◆ Given entries ◆
----------------------------------------

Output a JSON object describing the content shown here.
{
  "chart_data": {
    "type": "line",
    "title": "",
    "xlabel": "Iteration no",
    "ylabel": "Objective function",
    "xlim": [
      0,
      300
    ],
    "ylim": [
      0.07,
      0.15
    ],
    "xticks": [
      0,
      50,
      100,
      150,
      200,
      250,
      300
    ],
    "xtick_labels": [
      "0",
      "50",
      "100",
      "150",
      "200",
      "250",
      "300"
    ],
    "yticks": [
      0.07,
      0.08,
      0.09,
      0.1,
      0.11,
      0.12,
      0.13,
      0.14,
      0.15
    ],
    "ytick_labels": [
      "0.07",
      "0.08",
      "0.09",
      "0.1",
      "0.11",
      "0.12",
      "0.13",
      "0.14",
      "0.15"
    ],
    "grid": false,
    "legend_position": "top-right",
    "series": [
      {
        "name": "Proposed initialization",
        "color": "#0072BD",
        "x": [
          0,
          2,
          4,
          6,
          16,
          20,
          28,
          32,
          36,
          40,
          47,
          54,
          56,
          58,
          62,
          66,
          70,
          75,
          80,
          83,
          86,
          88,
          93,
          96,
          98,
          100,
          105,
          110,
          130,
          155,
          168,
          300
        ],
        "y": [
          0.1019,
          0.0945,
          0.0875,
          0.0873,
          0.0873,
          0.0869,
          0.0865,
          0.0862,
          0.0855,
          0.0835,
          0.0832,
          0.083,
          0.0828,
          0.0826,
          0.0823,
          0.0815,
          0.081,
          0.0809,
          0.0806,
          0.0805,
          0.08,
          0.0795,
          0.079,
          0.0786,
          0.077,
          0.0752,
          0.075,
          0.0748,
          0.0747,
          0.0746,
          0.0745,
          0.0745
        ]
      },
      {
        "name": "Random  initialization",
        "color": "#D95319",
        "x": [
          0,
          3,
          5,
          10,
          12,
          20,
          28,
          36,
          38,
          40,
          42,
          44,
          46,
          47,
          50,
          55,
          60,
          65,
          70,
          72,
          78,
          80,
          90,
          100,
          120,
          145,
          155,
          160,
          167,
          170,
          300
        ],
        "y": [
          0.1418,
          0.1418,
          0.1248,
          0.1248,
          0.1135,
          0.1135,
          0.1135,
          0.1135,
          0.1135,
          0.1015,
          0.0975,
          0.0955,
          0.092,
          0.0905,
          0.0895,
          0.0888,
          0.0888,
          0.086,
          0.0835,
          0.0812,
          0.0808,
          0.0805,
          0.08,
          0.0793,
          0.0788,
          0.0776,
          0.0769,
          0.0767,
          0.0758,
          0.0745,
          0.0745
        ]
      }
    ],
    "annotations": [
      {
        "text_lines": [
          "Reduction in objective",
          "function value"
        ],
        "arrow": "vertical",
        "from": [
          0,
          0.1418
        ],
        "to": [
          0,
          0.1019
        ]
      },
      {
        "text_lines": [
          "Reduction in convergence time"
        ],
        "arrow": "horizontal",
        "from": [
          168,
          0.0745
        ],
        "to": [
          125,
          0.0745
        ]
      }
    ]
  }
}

----------------------------------------

◆ Task statement ◆
Output the listing above exactly as it appears.

◆ The result ◆
Output a JSON object describing the content shown here.
{
  "chart_data": {
    "type": "line",
    "title": "",
    "xlabel": "Iteration no",
    "ylabel": "Objective function",
    "xlim": [
      0,
      300
    ],
    "ylim": [
      0.07,
      0.15
    ],
    "xticks": [
      0,
      50,
      100,
      150,
      200,
      250,
      300
    ],
    "xtick_labels": [
      "0",
      "50",
      "100",
      "150",
      "200",
      "250",
      "300"
    ],
    "yticks": [
      0.07,
      0.08,
      0.09,
      0.1,
      0.11,
      0.12,
      0.13,
      0.14,
      0.15
    ],
    "ytick_labels": [
      "0.07",
      "0.08",
      "0.09",
      "0.1",
      "0.11",
      "0.12",
      "0.13",
      "0.14",
      "0.15"
    ],
    "grid": false,
    "legend_position": "top-right",
    "series": [
      {
        "name": "Proposed initialization",
        "color": "#0072BD",
        "x": [
          0,
          2,
          4,
          6,
          16,
          20,
          28,
          32,
          36,
          40,
          47,
          54,
          56,
          58,
          62,
          66,
          70,
          75,
          80,
          83,
          86,
          88,
          93,
          96,
          98,
          100,
          105,
          110,
          130,
          155,
          168,
          300
        ],
        "y": [
          0.1019,
          0.0945,
          0.0875,
          0.0873,
          0.0873,
          0.0869,
          0.0865,
          0.0862,
          0.0855,
          0.0835,
          0.0832,
          0.083,
          0.0828,
          0.0826,
          0.0823,
          0.0815,
          0.081,
          0.0809,
          0.0806,
          0.0805,
          0.08,
          0.0795,
          0.079,
          0.0786,
          0.077,
          0.0752,
          0.075,
          0.0748,
          0.0747,
          0.0746,
          0.0745,
          0.0745
        ]
      },
      {
        "name": "Random  initialization",
        "color": "#D95319",
        "x": [
          0,
          3,
          5,
          10,
          12,
          20,
          28,
          36,
          38,
          40,
          42,
          44,
          46,
          47,
          50,
          55,
          60,
          65,
          70,
          72,
          78,
          80,
          90,
          100,
          120,
          145,
          155,
          160,
          167,
          170,
          300
        ],
        "y": [
          0.1418,
          0.1418,
          0.1248,
          0.1248,
          0.1135,
          0.1135,
          0.1135,
          0.1135,
          0.1135,
          0.1015,
          0.0975,
          0.0955,
          0.092,
          0.0905,
          0.0895,
          0.0888,
          0.0888,
          0.086,
          0.0835,
          0.0812,
          0.0808,
          0.0805,
          0.08,
          0.0793,
          0.0788,
          0.0776,
          0.0769,
          0.0767,
          0.0758,
          0.0745,
          0.0745
        ]
      }
    ],
    "annotations": [
      {
        "text_lines": [
          "Reduction in objective",
          "function value"
        ],
        "arrow": "vertical",
        "from": [
          0,
          0.1418
        ],
        "to": [
          0,
          0.1019
        ]
      },
      {
        "text_lines": [
          "Reduction in convergence time"
        ],
        "arrow": "horizontal",
        "from": [
          168,
          0.0745
        ],
        "to": [
          125,
          0.0745
        ]
      }
    ]
  }
}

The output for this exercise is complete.